Task goal: Wherever "this" appears in a line, list that line.
** start Dataset rows **
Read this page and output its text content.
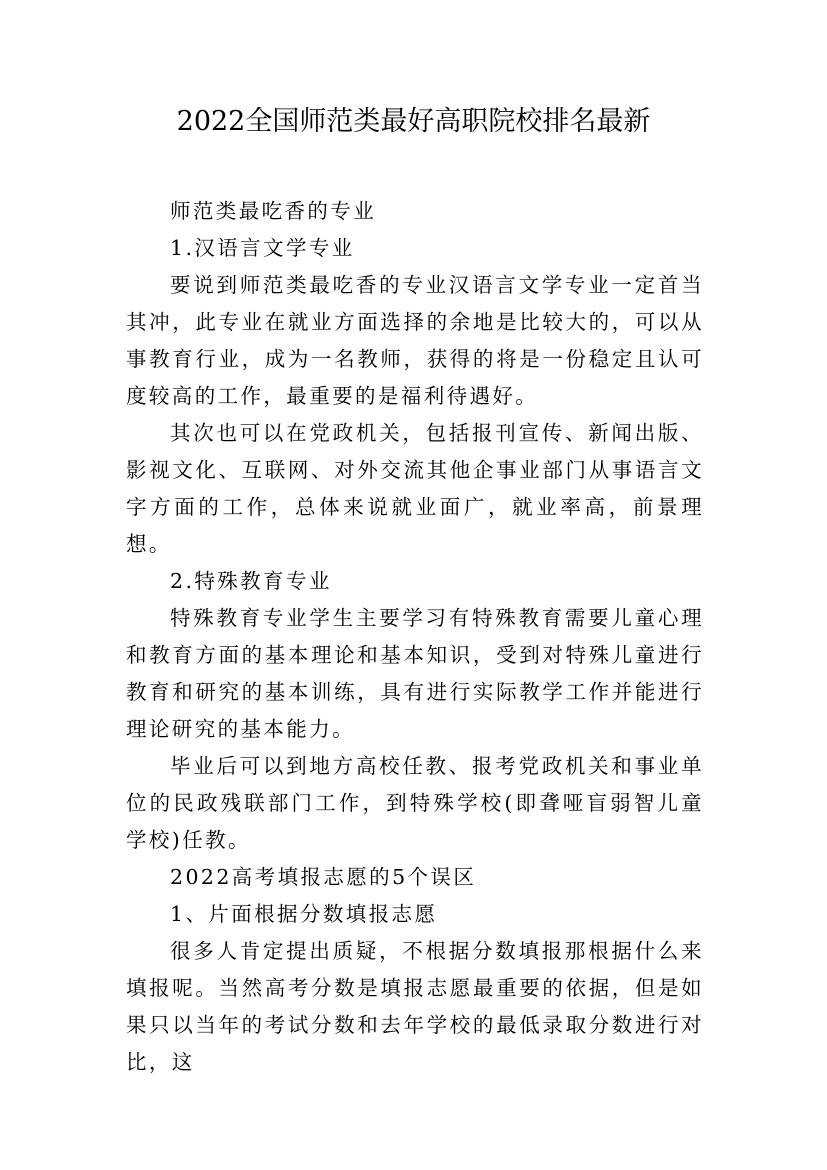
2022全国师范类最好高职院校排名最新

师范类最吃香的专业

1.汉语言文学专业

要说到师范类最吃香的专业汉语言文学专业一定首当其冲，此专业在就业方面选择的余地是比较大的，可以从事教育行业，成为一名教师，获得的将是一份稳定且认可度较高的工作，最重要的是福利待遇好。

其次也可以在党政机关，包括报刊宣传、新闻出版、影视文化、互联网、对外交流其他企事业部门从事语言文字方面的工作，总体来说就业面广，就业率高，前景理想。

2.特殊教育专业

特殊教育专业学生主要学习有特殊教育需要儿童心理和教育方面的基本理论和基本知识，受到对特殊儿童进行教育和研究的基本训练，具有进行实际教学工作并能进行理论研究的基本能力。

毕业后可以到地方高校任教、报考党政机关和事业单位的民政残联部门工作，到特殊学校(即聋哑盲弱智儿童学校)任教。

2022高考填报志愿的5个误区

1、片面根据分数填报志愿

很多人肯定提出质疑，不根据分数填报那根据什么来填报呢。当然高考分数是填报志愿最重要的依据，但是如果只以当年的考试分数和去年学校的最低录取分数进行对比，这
** end Dataset rows **
** start Dataset rows **
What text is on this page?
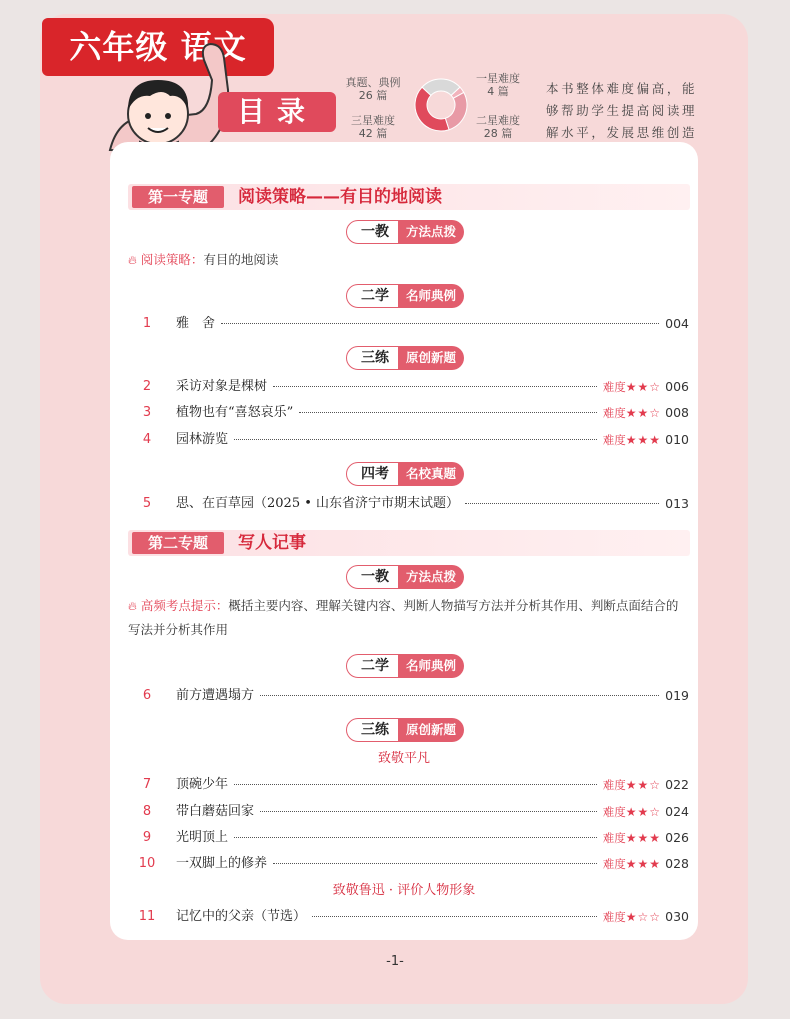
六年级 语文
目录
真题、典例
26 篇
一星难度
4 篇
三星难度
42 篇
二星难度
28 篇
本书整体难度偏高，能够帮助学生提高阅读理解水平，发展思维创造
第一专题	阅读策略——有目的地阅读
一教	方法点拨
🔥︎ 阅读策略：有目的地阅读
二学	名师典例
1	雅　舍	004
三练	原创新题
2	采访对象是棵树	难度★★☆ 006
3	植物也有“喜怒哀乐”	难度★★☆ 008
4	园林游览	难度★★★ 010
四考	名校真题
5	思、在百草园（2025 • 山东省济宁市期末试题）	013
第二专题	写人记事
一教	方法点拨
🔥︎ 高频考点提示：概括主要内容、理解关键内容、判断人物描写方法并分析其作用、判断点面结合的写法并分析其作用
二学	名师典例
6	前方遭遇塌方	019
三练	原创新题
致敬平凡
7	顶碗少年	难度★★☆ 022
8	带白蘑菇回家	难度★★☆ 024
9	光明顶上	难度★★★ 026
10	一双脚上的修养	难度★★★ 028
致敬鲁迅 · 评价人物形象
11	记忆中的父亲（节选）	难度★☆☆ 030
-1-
** end Dataset rows **
Expected output:
Read this page and output its text content.
What text is on this page?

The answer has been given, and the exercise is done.